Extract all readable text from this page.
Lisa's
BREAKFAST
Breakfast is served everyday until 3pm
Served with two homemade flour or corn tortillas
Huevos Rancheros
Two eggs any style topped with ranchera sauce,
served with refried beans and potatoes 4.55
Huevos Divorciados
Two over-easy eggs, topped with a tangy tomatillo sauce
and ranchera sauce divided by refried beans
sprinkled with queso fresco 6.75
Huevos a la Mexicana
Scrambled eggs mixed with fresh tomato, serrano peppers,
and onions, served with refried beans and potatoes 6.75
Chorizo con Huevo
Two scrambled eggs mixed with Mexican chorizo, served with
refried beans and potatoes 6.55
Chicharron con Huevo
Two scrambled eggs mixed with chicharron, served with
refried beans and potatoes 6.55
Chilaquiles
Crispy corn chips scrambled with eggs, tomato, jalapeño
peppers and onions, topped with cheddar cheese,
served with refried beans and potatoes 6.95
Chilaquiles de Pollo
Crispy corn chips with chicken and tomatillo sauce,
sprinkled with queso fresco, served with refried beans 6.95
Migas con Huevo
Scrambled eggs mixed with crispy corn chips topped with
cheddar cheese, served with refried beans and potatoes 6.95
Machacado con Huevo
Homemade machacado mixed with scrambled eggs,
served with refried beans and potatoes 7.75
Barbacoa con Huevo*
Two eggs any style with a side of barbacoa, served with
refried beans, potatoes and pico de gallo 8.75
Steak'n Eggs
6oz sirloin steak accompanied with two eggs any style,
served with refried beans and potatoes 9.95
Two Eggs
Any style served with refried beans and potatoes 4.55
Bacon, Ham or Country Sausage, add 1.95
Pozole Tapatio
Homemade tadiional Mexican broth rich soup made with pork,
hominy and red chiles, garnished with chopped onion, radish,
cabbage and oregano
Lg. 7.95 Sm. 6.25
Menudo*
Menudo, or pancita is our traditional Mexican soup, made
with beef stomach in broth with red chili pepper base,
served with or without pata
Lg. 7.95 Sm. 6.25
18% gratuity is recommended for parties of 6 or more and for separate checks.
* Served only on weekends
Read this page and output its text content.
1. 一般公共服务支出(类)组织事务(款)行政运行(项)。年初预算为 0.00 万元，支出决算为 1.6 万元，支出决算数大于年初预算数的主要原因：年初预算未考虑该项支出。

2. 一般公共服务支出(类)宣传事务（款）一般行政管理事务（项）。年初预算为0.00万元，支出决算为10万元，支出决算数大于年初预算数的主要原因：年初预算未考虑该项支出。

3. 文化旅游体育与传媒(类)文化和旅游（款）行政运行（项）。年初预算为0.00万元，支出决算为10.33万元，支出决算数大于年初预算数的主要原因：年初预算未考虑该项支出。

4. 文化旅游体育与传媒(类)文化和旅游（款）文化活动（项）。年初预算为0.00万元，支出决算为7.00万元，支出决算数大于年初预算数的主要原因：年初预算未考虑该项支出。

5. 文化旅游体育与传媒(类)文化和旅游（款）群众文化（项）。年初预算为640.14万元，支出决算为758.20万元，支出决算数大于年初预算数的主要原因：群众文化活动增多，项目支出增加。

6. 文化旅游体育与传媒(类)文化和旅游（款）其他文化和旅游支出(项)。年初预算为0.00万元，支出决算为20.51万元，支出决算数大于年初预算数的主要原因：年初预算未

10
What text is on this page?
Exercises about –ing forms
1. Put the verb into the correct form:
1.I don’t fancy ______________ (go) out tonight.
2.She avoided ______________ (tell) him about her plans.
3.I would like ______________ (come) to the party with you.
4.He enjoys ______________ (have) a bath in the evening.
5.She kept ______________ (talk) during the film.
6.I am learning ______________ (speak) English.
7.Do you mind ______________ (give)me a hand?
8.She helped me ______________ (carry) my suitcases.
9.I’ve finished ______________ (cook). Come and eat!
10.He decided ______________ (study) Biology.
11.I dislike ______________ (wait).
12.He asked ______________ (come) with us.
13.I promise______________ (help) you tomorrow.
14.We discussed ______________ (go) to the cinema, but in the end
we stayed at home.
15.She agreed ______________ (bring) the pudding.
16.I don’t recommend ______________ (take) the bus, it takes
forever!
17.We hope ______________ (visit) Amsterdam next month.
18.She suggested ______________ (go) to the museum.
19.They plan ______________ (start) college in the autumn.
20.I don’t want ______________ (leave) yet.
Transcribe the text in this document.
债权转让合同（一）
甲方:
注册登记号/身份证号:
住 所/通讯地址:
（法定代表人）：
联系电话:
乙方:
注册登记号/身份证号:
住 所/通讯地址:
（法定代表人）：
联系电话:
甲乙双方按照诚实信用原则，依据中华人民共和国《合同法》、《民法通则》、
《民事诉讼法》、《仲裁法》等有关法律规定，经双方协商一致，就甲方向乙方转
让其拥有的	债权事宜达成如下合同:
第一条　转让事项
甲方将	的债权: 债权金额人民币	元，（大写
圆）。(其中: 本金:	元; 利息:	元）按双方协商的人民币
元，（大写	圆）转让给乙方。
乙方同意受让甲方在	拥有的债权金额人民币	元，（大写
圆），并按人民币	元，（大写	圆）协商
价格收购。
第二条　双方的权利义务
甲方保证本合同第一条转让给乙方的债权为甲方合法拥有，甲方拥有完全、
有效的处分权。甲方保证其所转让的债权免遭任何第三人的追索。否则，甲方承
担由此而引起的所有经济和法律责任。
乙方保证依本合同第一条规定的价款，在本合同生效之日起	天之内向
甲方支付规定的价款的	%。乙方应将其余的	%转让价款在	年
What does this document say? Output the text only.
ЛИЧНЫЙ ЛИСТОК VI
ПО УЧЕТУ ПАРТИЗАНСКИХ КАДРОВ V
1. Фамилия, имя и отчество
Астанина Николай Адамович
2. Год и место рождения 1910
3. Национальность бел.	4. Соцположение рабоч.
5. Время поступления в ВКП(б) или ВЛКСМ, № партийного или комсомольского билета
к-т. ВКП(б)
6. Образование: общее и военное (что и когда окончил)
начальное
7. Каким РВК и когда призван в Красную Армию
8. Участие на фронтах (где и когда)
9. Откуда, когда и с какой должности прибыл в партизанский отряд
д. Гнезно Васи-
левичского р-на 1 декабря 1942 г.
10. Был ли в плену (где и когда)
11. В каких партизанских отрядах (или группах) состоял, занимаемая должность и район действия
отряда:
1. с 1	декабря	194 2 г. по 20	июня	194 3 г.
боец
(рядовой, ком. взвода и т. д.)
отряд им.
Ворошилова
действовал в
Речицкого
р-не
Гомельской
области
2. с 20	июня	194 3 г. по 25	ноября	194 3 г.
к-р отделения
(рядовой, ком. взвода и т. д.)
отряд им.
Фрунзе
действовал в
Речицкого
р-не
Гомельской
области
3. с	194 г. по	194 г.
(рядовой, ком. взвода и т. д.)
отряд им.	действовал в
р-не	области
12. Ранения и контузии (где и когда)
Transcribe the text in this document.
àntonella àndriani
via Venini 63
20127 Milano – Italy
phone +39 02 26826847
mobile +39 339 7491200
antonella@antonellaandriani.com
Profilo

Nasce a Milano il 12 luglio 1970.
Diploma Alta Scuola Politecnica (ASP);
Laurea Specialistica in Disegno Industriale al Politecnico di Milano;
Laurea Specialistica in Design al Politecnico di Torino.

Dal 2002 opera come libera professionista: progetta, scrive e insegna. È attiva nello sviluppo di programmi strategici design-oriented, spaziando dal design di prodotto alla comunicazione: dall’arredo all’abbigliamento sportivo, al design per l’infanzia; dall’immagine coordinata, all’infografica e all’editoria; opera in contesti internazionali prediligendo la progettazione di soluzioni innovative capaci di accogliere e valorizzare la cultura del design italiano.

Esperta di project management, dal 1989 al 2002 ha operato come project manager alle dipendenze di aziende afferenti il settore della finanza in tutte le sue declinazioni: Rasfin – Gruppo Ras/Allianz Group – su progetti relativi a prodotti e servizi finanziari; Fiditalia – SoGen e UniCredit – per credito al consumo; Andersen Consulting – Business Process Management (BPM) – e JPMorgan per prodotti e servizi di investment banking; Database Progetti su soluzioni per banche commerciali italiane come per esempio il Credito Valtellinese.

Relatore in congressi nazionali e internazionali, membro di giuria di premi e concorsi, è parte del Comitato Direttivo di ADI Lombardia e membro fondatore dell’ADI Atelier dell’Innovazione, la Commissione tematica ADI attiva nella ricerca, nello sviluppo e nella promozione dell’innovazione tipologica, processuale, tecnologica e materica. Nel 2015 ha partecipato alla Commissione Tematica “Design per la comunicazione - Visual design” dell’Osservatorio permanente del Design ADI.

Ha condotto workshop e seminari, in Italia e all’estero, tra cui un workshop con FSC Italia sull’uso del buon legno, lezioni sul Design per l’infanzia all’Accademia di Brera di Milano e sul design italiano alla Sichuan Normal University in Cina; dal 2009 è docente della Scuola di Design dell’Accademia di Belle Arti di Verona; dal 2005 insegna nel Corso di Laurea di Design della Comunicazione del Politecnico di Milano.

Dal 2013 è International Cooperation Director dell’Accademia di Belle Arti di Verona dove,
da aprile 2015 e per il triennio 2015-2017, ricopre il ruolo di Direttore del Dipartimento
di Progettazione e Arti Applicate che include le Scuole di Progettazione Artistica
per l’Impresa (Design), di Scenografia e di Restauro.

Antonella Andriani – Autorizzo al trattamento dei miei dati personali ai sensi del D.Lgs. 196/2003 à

WHAT IS ASKED. Working from the listing above, pick out every line that has "Verona" and copy it.

EXPECTED ANSWER.
Ha condotto workshop e seminari, in Italia e all’estero, tra cui un workshop con FSC Italia sull’uso del buon legno, lezioni sul Design per l’infanzia all’Accademia di Brera di Milano e sul design italiano alla Sichuan Normal University in Cina; dal 2009 è docente della Scuola di Design dell’Accademia di Belle Arti di Verona; dal 2005 insegna nel Corso di Laurea di Design della Comunicazione del Politecnico di Milano.
Dal 2013 è International Cooperation Director dell’Accademia di Belle Arti di Verona dove,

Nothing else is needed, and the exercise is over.